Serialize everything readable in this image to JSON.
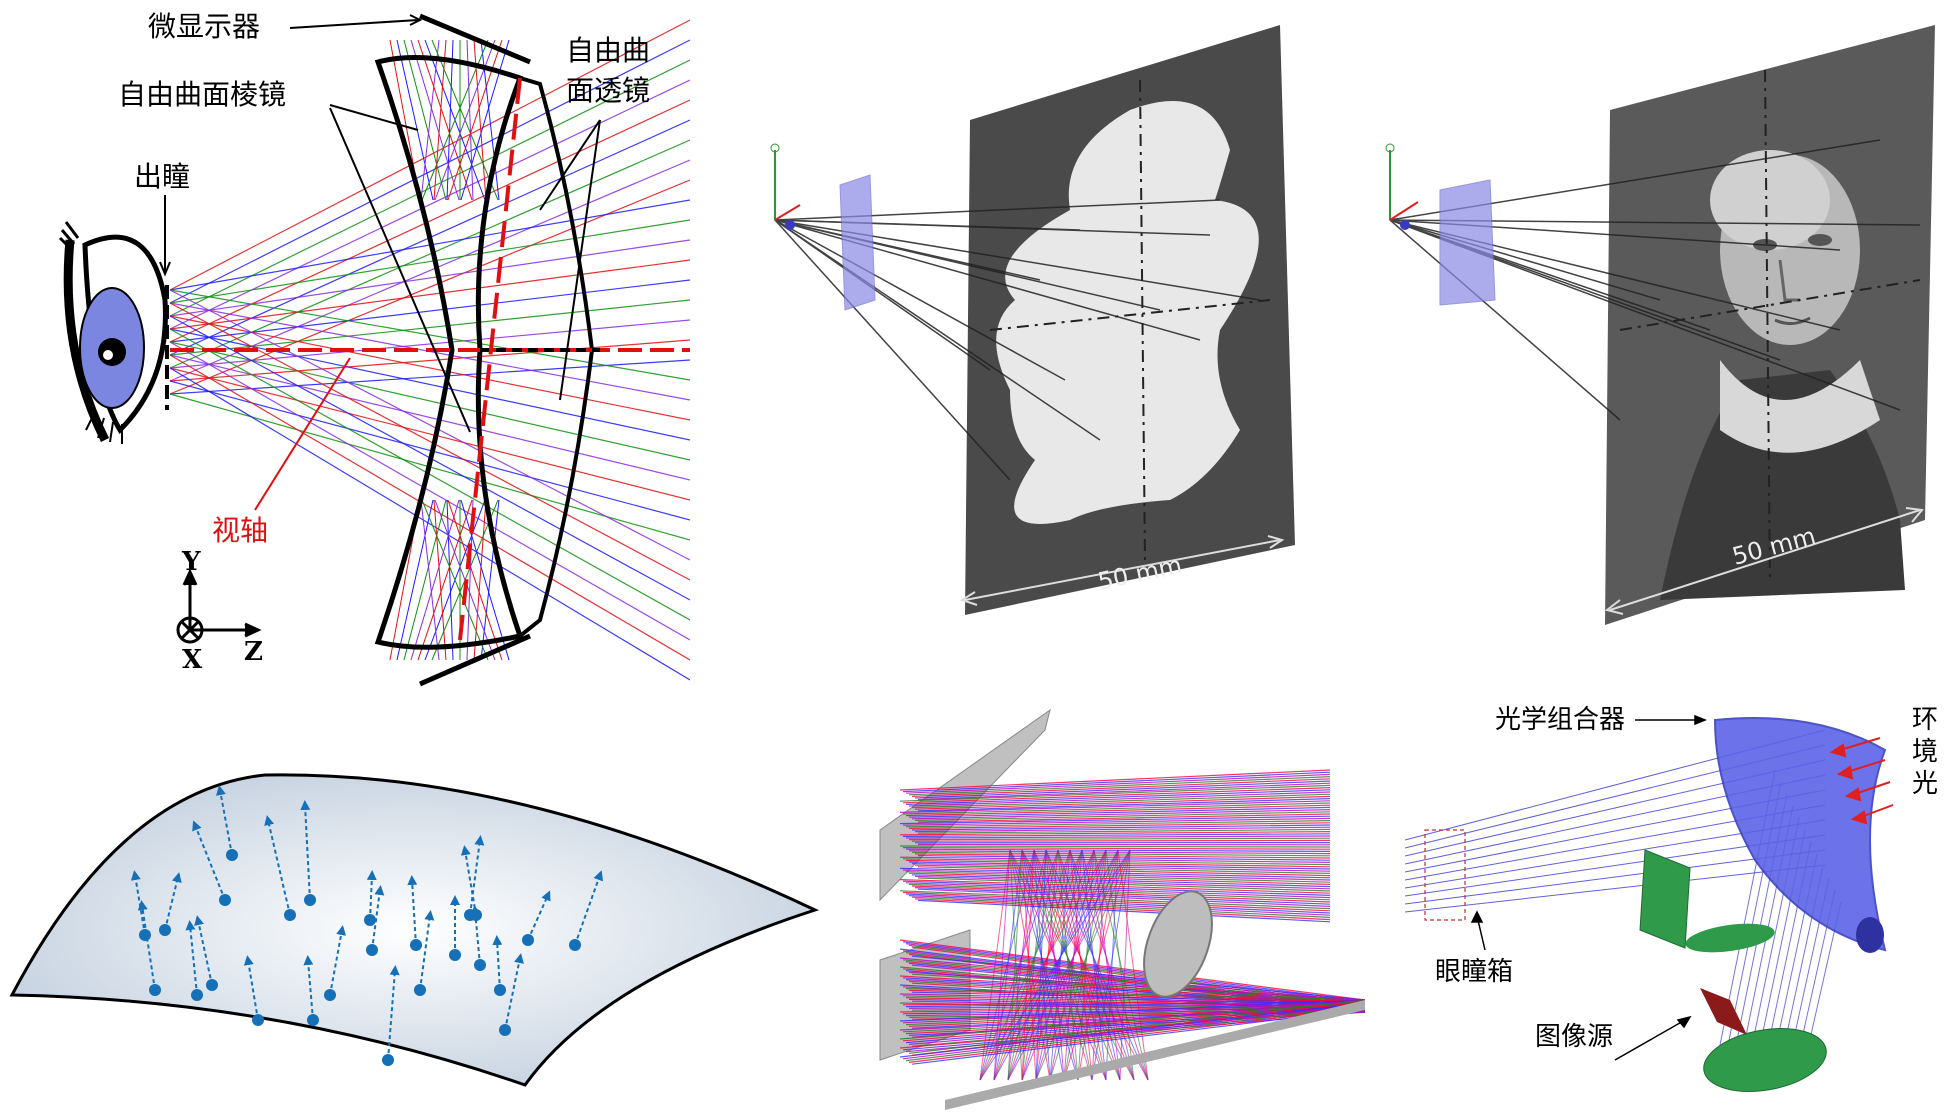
{
  "panel1": {
    "labels": {
      "micro_display": "微显示器",
      "prism": "自由曲面棱镜",
      "lens_line1": "自由曲",
      "lens_line2": "面透镜",
      "exit_pupil": "出瞳",
      "visual_axis": "视轴",
      "axis_y": "Y",
      "axis_x": "X",
      "axis_z": "Z"
    },
    "colors": {
      "ray_red": "#e01010",
      "ray_blue": "#1a1aff",
      "ray_green": "#109010",
      "ray_purple": "#8a2be2",
      "iris": "#7b86e0"
    }
  },
  "panel2": {
    "scale_label": "50 mm",
    "target_shape": "five-lobed blob",
    "screen_color": "#4a4a4a"
  },
  "panel3": {
    "scale_label": "50 mm",
    "target_shape": "grayscale portrait",
    "screen_color": "#5a5a5a"
  },
  "panel4": {
    "surface": "freeform surface with normal vectors",
    "arrow_color": "#1570b8"
  },
  "panel5": {
    "rays": "dense multicolor ray trace",
    "colors": [
      "#ff0040",
      "#3030ff",
      "#c000c0",
      "#2a7a2a"
    ]
  },
  "panel6": {
    "labels": {
      "combiner": "光学组合器",
      "ambient_1": "环",
      "ambient_2": "境",
      "ambient_3": "光",
      "eyebox": "眼瞳箱",
      "image_source": "图像源"
    },
    "colors": {
      "combiner": "#5b63e8",
      "beamsplitter": "#2e9a4a",
      "source": "#8b1a1a",
      "rays": "#3a3ad0"
    }
  }
}
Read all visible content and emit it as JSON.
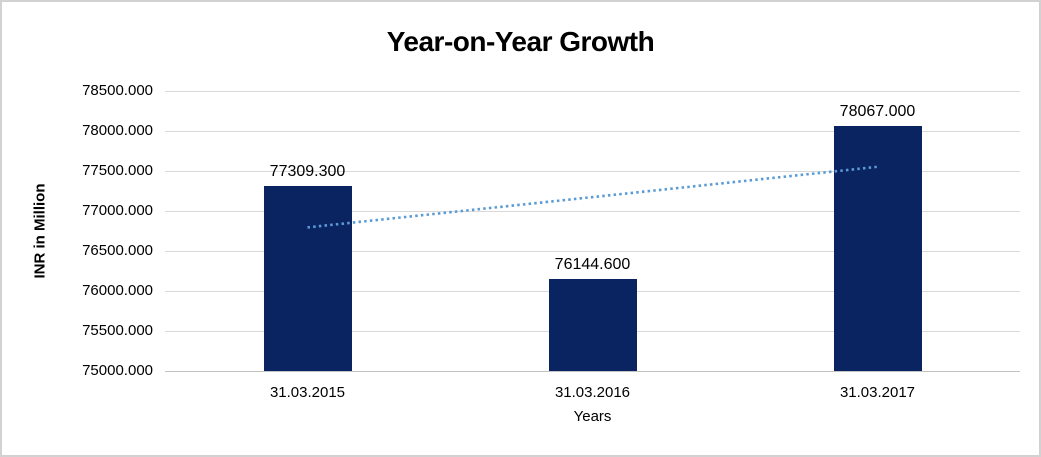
{
  "chart_data": {
    "type": "bar",
    "title": "Year-on-Year Growth",
    "xlabel": "Years",
    "ylabel": "INR in Million",
    "categories": [
      "31.03.2015",
      "31.03.2016",
      "31.03.2017"
    ],
    "values": [
      77309.3,
      76144.6,
      78067.0
    ],
    "data_labels": [
      "77309.300",
      "76144.600",
      "78067.000"
    ],
    "ylim": [
      75000,
      78500
    ],
    "y_tick_step": 500,
    "y_tick_values": [
      78500,
      78000,
      77500,
      77000,
      76500,
      76000,
      75500,
      75000
    ],
    "y_tick_labels": [
      "78500.000",
      "78000.000",
      "77500.000",
      "77000.000",
      "76500.000",
      "76000.000",
      "75500.000",
      "75000.000"
    ],
    "grid": true,
    "legend_position": "none",
    "trendline": {
      "type": "linear",
      "style": "dotted"
    },
    "colors": {
      "bar": "#0a2361",
      "trendline": "#5b9bd5",
      "gridline": "#d9d9d9",
      "axis_line": "#c2c2c2",
      "text": "#000000",
      "frame_border": "#d2d2d2",
      "background": "#ffffff"
    }
  }
}
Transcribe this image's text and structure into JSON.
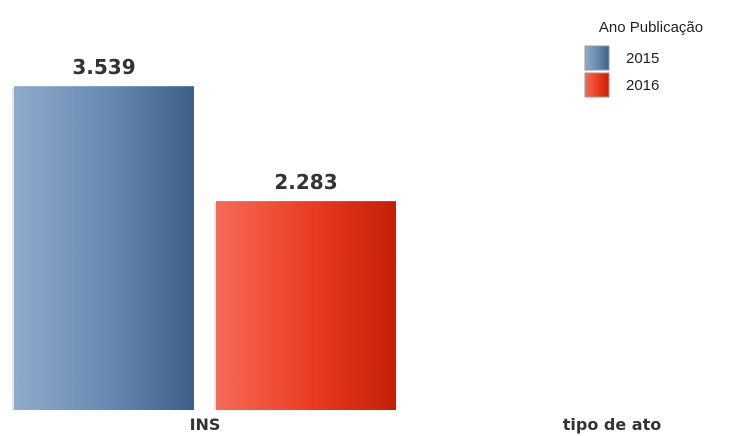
{
  "chart_data": {
    "type": "bar",
    "categories": [
      "INS"
    ],
    "series": [
      {
        "name": "2015",
        "values": [
          3539
        ],
        "display": [
          "3.539"
        ],
        "color": "#5a7ea9"
      },
      {
        "name": "2016",
        "values": [
          2283
        ],
        "display": [
          "2.283"
        ],
        "color": "#e8321a"
      }
    ],
    "title": "",
    "xlabel": "tipo de ato",
    "ylabel": "",
    "ylim": [
      0,
      3800
    ],
    "grid": false,
    "legend": {
      "title": "Ano Publicação",
      "placement": "top-right"
    }
  }
}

⁂

TASK OBJECTIVE:
Would you return the data exactly as written, without the pictures?

IN RESPONSE:
Serialize everything readable in this image to JSON.
{
  "panel1": {
    "labels": {
      "micro_display": "微显示器",
      "prism": "自由曲面棱镜",
      "lens_line1": "自由曲",
      "lens_line2": "面透镜",
      "exit_pupil": "出瞳",
      "visual_axis": "视轴",
      "axis_y": "Y",
      "axis_x": "X",
      "axis_z": "Z"
    },
    "colors": {
      "ray_red": "#e01010",
      "ray_blue": "#1a1aff",
      "ray_green": "#109010",
      "ray_purple": "#8a2be2",
      "iris": "#7b86e0"
    }
  },
  "panel2": {
    "scale_label": "50 mm",
    "target_shape": "five-lobed blob",
    "screen_color": "#4a4a4a"
  },
  "panel3": {
    "scale_label": "50 mm",
    "target_shape": "grayscale portrait",
    "screen_color": "#5a5a5a"
  },
  "panel4": {
    "surface": "freeform surface with normal vectors",
    "arrow_color": "#1570b8"
  },
  "panel5": {
    "rays": "dense multicolor ray trace",
    "colors": [
      "#ff0040",
      "#3030ff",
      "#c000c0",
      "#2a7a2a"
    ]
  },
  "panel6": {
    "labels": {
      "combiner": "光学组合器",
      "ambient_1": "环",
      "ambient_2": "境",
      "ambient_3": "光",
      "eyebox": "眼瞳箱",
      "image_source": "图像源"
    },
    "colors": {
      "combiner": "#5b63e8",
      "beamsplitter": "#2e9a4a",
      "source": "#8b1a1a",
      "rays": "#3a3ad0"
    }
  }
}
Read all visible content and emit it as JSON.
{
  "chart_data": {
    "type": "bar",
    "title": "Year-on-Year Growth",
    "xlabel": "Years",
    "ylabel": "INR in Million",
    "categories": [
      "31.03.2015",
      "31.03.2016",
      "31.03.2017"
    ],
    "values": [
      77309.3,
      76144.6,
      78067.0
    ],
    "data_labels": [
      "77309.300",
      "76144.600",
      "78067.000"
    ],
    "ylim": [
      75000,
      78500
    ],
    "y_tick_step": 500,
    "y_tick_values": [
      78500,
      78000,
      77500,
      77000,
      76500,
      76000,
      75500,
      75000
    ],
    "y_tick_labels": [
      "78500.000",
      "78000.000",
      "77500.000",
      "77000.000",
      "76500.000",
      "76000.000",
      "75500.000",
      "75000.000"
    ],
    "grid": true,
    "legend_position": "none",
    "trendline": {
      "type": "linear",
      "style": "dotted"
    },
    "colors": {
      "bar": "#0a2361",
      "trendline": "#5b9bd5",
      "gridline": "#d9d9d9",
      "axis_line": "#c2c2c2",
      "text": "#000000",
      "frame_border": "#d2d2d2",
      "background": "#ffffff"
    }
  }
}
Transcribe this image's text and structure into JSON.
{
  "chart_data": {
    "type": "bar",
    "categories": [
      "INS"
    ],
    "series": [
      {
        "name": "2015",
        "values": [
          3539
        ],
        "display": [
          "3.539"
        ],
        "color": "#5a7ea9"
      },
      {
        "name": "2016",
        "values": [
          2283
        ],
        "display": [
          "2.283"
        ],
        "color": "#e8321a"
      }
    ],
    "title": "",
    "xlabel": "tipo de ato",
    "ylabel": "",
    "ylim": [
      0,
      3800
    ],
    "grid": false,
    "legend": {
      "title": "Ano Publicação",
      "placement": "top-right"
    }
  }
}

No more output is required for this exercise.